_Dataset rows about figures_:
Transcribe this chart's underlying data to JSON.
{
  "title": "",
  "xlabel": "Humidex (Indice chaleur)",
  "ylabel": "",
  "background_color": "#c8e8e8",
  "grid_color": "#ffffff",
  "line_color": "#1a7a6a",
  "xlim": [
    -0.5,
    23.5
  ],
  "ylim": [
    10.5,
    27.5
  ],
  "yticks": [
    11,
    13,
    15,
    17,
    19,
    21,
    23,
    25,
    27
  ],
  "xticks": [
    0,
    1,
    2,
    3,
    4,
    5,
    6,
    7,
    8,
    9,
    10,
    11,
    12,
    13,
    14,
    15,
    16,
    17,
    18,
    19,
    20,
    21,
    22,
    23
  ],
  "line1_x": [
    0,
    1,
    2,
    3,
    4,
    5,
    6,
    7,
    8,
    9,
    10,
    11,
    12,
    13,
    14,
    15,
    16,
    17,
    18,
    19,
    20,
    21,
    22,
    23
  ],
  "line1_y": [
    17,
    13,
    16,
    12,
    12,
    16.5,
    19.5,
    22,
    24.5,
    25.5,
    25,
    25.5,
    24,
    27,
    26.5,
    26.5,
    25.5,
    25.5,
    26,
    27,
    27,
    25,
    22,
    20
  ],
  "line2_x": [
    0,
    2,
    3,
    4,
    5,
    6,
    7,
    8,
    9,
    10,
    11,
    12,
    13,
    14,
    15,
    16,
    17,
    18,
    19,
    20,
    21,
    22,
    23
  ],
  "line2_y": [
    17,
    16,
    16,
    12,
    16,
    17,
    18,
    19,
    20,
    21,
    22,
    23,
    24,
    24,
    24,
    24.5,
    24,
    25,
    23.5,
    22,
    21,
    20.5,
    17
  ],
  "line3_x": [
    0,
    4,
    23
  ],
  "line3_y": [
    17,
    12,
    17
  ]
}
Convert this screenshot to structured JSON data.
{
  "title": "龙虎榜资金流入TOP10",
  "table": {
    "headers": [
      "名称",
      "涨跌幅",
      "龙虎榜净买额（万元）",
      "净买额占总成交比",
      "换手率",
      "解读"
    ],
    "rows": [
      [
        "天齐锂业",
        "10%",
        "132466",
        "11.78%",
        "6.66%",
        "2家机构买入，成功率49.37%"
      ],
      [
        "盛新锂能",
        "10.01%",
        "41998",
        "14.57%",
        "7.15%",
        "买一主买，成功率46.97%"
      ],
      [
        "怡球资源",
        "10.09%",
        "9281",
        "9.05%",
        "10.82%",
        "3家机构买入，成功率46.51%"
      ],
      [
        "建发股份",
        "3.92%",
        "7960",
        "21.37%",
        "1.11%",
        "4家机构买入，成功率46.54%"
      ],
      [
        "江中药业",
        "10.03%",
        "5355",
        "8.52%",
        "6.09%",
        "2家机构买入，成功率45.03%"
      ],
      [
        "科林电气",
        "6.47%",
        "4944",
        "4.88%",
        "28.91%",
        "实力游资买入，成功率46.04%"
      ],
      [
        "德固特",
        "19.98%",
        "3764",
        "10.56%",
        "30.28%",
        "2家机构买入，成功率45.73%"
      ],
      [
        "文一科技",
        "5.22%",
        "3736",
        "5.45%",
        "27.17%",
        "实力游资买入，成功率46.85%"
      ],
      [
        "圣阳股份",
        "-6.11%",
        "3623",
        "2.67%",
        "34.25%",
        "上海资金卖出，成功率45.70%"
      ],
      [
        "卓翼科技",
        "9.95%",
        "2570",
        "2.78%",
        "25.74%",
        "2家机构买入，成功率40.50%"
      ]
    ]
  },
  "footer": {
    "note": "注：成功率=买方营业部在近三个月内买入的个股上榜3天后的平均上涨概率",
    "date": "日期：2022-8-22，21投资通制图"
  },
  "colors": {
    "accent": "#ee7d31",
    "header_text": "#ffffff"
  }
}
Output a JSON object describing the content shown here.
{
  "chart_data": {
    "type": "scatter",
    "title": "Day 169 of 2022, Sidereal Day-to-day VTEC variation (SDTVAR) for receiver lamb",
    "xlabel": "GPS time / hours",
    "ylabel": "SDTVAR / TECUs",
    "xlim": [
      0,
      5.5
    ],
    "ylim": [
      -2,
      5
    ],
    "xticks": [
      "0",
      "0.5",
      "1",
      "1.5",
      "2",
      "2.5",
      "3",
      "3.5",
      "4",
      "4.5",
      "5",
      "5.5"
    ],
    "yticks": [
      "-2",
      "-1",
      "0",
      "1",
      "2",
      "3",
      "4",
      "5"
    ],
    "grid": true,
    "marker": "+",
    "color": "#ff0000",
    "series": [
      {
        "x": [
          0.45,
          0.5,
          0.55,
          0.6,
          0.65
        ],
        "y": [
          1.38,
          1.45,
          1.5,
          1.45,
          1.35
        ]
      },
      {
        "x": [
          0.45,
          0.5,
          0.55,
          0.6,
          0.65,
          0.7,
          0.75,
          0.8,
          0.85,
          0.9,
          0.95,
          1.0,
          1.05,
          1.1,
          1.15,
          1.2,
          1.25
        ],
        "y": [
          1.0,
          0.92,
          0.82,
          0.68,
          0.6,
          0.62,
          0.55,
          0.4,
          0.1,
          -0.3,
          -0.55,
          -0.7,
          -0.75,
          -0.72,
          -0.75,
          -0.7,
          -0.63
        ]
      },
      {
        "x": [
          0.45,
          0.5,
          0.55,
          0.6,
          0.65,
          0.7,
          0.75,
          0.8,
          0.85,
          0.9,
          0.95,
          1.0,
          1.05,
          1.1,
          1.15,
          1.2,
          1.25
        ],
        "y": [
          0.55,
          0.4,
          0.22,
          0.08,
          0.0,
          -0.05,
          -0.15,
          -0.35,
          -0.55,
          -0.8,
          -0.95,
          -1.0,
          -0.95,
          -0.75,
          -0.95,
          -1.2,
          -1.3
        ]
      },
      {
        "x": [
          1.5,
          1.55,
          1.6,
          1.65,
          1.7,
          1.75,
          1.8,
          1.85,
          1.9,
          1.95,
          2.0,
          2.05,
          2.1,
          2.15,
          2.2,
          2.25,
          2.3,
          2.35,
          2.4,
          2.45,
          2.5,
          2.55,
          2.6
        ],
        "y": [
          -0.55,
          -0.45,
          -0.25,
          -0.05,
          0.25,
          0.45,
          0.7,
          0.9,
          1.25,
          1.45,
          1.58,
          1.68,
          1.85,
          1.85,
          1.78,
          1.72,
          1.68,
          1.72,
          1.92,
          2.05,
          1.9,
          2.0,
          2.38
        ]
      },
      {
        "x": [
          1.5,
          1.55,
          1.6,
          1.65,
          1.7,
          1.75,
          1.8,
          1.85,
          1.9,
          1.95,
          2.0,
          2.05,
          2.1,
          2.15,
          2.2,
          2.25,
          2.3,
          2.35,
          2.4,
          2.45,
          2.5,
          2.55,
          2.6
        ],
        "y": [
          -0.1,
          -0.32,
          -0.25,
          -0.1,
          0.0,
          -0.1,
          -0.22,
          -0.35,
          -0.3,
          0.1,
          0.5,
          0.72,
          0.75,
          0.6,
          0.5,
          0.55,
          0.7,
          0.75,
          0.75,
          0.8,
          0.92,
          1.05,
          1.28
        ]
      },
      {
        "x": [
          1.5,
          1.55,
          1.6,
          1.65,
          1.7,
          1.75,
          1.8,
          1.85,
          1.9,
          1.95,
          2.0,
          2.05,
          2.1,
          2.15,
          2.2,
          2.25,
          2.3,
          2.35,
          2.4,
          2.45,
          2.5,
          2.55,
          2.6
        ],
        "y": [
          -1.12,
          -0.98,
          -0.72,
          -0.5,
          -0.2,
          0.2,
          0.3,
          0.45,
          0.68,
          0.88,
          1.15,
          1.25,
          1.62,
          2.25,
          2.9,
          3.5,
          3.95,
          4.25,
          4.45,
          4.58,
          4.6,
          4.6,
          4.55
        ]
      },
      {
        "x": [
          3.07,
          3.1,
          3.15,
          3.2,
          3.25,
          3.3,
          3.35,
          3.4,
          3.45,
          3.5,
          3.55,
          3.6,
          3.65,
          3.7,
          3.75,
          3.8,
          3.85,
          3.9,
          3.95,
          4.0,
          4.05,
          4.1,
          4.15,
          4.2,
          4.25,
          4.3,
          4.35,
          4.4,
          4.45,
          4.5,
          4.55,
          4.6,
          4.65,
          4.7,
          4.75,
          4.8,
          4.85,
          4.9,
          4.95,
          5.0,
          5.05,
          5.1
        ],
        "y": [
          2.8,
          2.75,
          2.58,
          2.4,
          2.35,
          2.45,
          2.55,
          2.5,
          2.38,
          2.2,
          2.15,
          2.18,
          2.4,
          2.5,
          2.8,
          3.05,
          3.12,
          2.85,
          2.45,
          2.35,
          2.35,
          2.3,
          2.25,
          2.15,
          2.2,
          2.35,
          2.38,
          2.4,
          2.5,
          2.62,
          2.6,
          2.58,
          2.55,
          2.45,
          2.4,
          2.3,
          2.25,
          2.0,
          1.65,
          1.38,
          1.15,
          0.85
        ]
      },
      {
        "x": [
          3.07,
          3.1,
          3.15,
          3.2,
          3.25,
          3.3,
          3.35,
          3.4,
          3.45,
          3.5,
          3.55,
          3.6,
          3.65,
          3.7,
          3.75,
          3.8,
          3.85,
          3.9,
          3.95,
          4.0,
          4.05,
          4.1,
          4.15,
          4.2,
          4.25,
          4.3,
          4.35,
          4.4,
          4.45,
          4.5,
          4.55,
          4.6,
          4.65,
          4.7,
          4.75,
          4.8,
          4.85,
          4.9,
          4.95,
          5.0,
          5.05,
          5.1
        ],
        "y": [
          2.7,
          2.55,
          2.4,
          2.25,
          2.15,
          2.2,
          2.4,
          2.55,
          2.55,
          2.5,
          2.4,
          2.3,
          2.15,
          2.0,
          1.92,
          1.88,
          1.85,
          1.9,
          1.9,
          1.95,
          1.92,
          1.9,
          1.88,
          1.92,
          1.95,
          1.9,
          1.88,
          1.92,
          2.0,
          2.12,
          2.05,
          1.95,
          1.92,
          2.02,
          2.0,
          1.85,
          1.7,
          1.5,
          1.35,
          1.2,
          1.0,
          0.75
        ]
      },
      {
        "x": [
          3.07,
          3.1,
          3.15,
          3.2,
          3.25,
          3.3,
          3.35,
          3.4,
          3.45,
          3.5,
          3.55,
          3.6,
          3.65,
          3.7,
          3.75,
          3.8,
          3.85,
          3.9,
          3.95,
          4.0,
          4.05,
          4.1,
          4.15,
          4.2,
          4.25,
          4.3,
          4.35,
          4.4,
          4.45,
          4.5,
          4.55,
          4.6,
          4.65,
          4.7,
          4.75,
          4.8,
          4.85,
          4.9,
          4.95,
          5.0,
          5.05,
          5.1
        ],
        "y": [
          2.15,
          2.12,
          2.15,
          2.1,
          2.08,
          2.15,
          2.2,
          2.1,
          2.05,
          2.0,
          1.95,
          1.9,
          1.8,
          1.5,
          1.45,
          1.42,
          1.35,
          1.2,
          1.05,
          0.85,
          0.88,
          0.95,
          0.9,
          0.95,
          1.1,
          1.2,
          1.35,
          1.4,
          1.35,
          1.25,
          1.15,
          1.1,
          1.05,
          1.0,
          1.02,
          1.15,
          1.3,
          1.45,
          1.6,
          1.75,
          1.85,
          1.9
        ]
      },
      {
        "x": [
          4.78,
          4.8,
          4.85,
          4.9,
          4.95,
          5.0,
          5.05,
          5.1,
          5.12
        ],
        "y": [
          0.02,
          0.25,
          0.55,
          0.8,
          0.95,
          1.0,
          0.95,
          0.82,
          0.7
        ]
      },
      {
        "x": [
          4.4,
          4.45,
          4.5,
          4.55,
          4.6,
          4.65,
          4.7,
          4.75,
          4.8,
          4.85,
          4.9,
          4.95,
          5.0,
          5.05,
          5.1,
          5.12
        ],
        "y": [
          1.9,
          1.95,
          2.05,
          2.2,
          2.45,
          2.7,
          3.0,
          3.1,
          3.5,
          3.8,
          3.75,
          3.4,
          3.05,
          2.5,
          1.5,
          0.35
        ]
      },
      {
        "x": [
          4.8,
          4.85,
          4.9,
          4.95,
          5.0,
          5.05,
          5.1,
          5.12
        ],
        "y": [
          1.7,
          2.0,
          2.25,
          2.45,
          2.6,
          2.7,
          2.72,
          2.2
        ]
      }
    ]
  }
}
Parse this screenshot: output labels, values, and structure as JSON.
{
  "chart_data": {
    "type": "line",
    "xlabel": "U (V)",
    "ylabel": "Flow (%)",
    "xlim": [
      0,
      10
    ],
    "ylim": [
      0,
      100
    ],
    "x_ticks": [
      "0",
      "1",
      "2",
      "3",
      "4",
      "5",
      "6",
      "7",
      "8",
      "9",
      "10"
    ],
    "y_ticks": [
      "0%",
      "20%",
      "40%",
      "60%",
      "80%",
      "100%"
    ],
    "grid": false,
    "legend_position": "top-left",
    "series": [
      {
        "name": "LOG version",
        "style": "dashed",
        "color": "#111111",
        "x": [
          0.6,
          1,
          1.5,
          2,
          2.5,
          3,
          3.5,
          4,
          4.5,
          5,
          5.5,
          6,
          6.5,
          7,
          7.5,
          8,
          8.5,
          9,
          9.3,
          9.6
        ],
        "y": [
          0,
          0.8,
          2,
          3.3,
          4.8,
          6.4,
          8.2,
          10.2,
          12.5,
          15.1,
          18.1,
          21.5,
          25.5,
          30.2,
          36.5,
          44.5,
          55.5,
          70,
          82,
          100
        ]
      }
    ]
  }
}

_EXERCISE BRIEF_: Scan the records above and report how many lines include the word "JSON", without any other text.

_EXERCISE ANSWER_: 4